** REQUIRED WORK **
Extract every line of text from the items below without changing anything, and leave out the pictures.

## begin

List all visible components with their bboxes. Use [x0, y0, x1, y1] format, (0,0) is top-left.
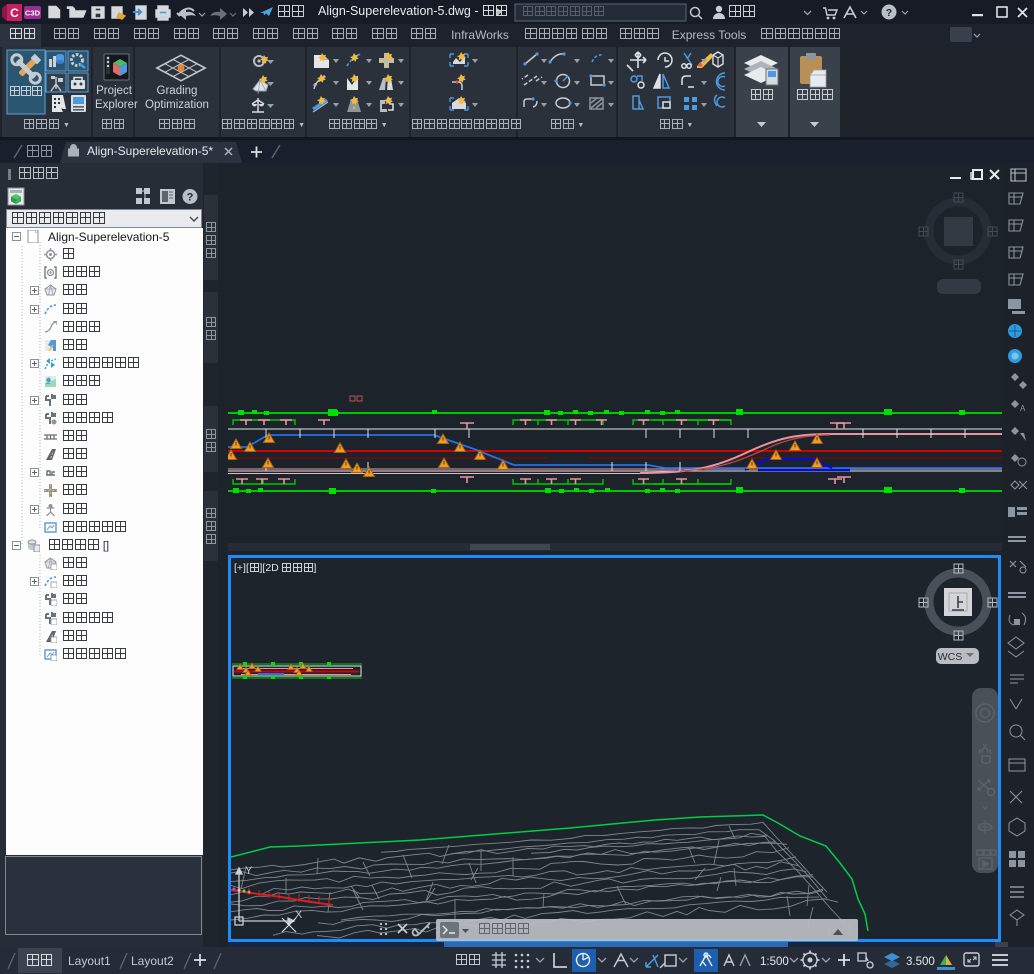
svg-text:Y: Y	[245, 865, 253, 877]
svg-text:A: A	[1020, 404, 1026, 413]
svg-text:C: C	[10, 6, 19, 20]
svg-text:X: X	[295, 909, 303, 921]
svg-text:3.500: 3.500	[906, 956, 935, 968]
svg-text:1:500: 1:500	[760, 956, 789, 968]
svg-text:?: ?	[886, 7, 892, 19]
svg-text:WCS: WCS	[938, 651, 963, 663]
svg-text:C3D: C3D	[25, 9, 41, 18]
svg-text:?: ?	[187, 192, 194, 204]
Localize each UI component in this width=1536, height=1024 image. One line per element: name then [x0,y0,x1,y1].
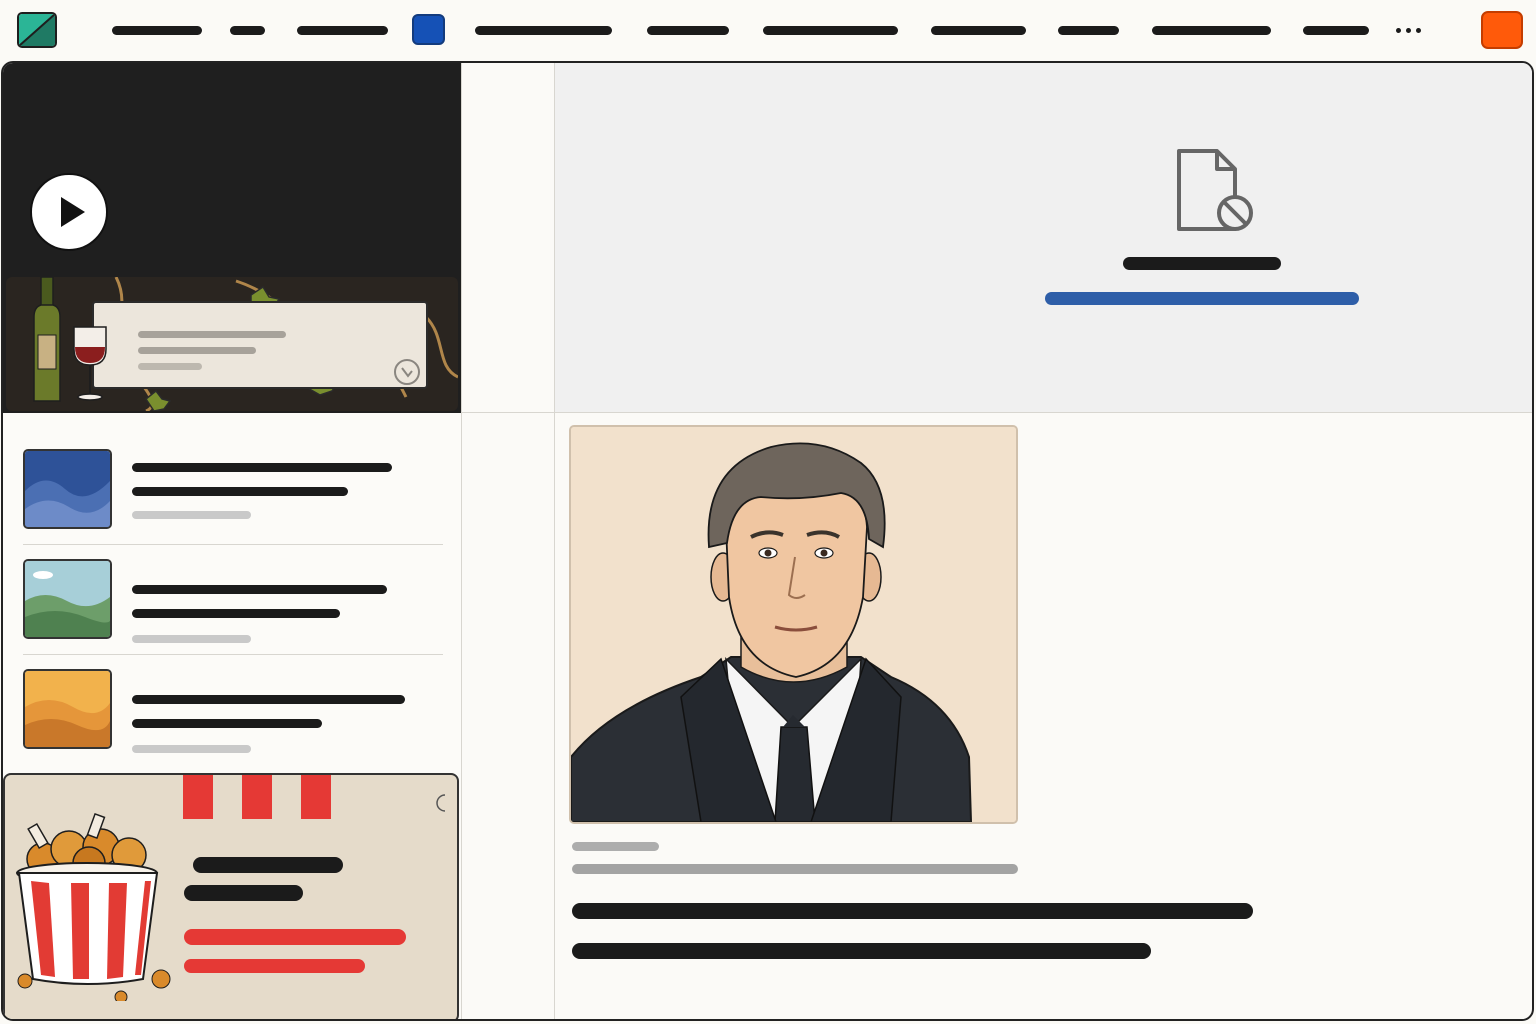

## end

** FULL RESPONSE **
List all visible components with their bboxes. Use [x0, y0, x1, y1] format, (0,0) is top-left.
svg-text:Y: Y	[245, 865, 253, 877]
svg-text:A: A	[1020, 404, 1026, 413]
svg-text:C: C	[10, 6, 19, 20]
svg-text:X: X	[295, 909, 303, 921]
svg-text:3.500: 3.500	[906, 956, 935, 968]
svg-text:1:500: 1:500	[760, 956, 789, 968]
svg-text:?: ?	[886, 7, 892, 19]
svg-text:WCS: WCS	[938, 651, 963, 663]
svg-text:C3D: C3D	[25, 9, 41, 18]
svg-text:?: ?	[187, 192, 194, 204]
Localize each UI component in this width=1536, height=1024 image. One line per element: name then [x0,y0,x1,y1].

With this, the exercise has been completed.